* START Stored records *

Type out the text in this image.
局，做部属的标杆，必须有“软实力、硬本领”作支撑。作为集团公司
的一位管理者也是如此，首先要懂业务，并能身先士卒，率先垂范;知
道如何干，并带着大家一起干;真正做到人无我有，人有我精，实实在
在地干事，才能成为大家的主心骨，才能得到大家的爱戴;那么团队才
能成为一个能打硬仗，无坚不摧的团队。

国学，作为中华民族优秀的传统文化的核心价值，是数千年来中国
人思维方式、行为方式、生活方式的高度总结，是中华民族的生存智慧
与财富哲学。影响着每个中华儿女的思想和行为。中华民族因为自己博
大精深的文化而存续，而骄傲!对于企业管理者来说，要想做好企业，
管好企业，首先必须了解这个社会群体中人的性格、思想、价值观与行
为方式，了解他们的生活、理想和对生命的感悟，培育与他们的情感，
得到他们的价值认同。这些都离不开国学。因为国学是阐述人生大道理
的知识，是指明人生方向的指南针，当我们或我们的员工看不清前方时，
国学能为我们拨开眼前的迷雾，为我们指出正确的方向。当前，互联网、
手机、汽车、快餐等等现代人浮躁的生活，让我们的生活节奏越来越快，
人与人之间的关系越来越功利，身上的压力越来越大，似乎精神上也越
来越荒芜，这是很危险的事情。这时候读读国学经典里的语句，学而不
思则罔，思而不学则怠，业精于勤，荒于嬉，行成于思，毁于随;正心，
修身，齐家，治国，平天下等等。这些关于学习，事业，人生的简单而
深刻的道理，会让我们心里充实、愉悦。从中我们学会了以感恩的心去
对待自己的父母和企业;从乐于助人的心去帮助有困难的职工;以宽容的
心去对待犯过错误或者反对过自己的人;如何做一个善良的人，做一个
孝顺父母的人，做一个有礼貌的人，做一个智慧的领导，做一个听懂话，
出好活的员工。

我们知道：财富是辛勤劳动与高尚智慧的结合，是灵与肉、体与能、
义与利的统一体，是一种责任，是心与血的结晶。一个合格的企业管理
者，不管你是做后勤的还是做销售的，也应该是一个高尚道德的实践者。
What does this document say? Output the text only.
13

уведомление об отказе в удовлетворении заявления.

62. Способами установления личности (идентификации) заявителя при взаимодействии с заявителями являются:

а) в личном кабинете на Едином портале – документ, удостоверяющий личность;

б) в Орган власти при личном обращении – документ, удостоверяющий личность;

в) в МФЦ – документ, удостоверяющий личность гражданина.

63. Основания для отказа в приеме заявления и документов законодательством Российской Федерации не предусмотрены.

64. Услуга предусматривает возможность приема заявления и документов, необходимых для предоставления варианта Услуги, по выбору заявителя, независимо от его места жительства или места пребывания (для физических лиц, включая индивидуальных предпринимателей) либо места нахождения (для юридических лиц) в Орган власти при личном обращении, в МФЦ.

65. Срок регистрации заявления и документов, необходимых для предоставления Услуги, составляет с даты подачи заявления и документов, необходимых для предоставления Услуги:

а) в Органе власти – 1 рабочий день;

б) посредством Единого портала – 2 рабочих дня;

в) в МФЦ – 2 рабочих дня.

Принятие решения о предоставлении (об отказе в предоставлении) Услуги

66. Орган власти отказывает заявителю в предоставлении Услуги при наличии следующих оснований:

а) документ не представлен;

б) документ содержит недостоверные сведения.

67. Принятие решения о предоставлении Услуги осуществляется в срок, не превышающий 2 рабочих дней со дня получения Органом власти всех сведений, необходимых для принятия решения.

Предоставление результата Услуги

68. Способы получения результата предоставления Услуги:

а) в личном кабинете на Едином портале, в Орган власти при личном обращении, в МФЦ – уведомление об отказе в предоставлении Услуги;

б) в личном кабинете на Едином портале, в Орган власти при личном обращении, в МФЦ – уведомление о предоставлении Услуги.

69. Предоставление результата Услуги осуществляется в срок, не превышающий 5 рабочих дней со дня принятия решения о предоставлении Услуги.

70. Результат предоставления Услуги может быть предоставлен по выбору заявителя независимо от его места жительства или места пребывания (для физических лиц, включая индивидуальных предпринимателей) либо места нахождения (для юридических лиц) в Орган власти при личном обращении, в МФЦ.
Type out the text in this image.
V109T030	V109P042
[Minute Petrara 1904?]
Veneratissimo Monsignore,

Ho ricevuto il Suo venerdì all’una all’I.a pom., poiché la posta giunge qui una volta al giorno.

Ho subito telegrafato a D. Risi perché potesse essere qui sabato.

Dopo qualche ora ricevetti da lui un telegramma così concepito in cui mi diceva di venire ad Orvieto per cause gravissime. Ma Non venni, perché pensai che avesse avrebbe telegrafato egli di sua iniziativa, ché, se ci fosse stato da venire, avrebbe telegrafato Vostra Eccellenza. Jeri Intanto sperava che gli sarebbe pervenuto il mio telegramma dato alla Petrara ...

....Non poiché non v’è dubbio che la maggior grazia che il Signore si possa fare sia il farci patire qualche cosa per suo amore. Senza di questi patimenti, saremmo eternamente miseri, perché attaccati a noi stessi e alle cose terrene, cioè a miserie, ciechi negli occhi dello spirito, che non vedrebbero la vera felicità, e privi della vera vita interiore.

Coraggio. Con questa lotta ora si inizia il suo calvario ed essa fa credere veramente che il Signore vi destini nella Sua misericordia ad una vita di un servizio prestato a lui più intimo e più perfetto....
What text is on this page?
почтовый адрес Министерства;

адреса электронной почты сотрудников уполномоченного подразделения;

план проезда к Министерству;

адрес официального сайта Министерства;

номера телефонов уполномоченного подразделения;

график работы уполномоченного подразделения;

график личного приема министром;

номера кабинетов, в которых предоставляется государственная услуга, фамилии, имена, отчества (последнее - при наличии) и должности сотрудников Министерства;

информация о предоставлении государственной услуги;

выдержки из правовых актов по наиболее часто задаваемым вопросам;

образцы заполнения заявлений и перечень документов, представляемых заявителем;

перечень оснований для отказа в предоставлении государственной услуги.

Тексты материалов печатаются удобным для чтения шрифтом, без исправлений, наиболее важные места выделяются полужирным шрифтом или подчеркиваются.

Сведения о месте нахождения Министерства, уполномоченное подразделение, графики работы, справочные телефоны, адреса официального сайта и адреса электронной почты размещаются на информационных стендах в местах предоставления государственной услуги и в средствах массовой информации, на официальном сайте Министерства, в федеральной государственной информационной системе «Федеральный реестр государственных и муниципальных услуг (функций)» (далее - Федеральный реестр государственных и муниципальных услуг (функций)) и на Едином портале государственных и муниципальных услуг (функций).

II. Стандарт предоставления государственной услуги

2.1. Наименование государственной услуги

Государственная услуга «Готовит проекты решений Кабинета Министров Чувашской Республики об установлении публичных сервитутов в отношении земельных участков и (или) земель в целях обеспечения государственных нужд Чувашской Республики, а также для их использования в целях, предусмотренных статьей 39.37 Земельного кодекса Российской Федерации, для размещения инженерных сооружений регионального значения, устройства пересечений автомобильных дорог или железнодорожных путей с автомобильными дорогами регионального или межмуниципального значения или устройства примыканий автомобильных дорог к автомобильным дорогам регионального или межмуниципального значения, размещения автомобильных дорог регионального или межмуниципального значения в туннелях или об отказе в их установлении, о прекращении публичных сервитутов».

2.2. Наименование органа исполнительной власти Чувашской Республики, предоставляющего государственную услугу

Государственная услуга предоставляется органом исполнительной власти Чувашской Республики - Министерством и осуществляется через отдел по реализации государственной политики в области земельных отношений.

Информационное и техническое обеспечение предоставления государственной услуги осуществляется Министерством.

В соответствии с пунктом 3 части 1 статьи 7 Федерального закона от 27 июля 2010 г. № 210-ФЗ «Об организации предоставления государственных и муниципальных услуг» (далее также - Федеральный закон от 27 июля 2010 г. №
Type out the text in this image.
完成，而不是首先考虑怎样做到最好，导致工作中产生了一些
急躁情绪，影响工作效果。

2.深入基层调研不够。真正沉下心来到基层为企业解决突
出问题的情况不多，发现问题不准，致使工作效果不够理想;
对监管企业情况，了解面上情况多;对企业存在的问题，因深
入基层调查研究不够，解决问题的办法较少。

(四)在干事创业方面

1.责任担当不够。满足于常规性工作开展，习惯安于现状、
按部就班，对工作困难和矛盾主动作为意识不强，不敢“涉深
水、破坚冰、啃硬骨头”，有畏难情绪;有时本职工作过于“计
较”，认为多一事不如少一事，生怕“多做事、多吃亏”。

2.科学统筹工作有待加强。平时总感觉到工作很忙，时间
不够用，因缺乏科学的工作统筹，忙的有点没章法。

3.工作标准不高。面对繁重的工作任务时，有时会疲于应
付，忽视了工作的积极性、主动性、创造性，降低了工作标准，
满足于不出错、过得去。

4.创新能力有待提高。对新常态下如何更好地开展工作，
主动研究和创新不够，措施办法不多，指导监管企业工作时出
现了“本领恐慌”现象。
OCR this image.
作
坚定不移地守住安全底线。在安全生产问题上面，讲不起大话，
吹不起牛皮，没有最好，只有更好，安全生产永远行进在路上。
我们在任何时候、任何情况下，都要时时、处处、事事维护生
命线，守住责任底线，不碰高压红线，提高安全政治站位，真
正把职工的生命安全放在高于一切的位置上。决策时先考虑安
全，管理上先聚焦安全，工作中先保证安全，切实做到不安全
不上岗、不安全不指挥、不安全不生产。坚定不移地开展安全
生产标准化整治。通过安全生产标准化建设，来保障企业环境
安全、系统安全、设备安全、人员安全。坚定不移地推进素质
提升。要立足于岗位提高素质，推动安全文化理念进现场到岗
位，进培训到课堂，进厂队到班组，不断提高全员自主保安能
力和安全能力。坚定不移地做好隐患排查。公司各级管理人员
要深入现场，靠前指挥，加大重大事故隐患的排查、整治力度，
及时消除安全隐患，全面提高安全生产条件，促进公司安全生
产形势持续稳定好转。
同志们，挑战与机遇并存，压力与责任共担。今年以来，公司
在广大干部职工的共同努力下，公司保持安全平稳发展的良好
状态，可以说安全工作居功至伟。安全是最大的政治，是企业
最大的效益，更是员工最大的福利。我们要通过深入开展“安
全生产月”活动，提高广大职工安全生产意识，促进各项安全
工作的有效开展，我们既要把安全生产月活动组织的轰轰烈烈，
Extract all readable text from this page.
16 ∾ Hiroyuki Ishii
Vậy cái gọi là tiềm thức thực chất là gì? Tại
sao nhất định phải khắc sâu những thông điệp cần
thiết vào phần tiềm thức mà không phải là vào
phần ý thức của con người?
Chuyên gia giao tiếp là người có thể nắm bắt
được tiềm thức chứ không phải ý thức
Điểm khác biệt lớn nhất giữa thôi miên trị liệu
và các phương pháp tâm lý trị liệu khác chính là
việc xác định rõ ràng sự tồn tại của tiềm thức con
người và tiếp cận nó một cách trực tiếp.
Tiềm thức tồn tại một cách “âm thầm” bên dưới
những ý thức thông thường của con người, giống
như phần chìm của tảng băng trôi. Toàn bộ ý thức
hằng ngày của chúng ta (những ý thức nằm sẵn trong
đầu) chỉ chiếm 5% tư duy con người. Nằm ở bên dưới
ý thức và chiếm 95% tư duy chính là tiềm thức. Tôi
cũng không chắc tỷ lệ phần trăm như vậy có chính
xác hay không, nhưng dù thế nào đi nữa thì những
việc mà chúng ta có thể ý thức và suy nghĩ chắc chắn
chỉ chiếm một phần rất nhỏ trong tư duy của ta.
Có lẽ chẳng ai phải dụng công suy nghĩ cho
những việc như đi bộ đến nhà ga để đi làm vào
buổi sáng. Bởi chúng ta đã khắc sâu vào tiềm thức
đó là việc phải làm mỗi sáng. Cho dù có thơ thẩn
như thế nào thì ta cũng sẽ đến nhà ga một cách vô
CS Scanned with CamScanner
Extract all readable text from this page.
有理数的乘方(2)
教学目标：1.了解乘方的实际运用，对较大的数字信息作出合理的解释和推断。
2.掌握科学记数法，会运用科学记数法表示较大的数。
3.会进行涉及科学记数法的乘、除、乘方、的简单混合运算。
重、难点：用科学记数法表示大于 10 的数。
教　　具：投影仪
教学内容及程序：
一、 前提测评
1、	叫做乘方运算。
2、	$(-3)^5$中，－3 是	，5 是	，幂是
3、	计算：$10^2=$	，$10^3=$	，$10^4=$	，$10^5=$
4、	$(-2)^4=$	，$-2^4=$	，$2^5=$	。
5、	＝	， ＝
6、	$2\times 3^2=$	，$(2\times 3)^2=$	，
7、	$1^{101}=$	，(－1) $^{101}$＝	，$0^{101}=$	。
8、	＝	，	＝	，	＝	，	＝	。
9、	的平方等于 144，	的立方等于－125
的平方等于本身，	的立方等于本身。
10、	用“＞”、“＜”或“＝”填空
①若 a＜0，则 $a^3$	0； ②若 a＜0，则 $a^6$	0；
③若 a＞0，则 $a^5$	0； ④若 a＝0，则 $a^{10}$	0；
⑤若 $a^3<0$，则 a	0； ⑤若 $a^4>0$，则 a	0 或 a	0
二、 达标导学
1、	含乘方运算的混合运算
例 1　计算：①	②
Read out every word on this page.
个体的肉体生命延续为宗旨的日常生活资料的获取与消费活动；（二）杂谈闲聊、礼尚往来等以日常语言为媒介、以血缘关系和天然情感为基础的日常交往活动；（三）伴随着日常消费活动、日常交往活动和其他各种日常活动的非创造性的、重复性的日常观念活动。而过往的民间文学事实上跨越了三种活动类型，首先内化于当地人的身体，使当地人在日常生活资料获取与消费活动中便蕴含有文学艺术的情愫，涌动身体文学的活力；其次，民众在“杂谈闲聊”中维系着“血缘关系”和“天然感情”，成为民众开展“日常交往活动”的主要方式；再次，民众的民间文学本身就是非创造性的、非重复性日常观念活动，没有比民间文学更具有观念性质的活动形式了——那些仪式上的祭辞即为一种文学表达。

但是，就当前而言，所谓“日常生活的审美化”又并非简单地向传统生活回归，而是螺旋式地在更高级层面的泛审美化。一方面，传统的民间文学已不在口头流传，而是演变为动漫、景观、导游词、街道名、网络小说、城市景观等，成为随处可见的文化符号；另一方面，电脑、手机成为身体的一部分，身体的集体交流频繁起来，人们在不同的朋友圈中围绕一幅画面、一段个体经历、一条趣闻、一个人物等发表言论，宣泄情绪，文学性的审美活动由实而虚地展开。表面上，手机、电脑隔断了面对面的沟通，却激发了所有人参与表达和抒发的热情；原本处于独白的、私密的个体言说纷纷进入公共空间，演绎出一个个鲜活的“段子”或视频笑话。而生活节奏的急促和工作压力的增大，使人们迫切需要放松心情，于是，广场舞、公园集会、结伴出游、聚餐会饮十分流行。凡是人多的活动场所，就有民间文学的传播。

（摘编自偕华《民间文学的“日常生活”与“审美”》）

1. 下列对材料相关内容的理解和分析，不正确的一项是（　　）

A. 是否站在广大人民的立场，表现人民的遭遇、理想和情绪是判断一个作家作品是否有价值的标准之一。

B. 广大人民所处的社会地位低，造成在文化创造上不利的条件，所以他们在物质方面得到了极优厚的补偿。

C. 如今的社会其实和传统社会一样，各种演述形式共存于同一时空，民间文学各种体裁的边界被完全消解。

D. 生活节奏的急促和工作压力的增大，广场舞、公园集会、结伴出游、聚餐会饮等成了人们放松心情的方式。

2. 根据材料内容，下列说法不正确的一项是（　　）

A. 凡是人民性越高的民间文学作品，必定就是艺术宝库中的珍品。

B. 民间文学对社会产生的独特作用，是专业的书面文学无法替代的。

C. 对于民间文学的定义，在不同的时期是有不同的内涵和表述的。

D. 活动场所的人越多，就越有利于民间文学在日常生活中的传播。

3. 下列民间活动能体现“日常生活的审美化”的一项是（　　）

* END Stored records *

## Brief:
Return each line of the data that contains the string "chắc".

## Task output:
cũng không chắc tỷ lệ phần trăm như vậy có chính
việc mà chúng ta có thể ý thức và suy nghĩ chắc chắn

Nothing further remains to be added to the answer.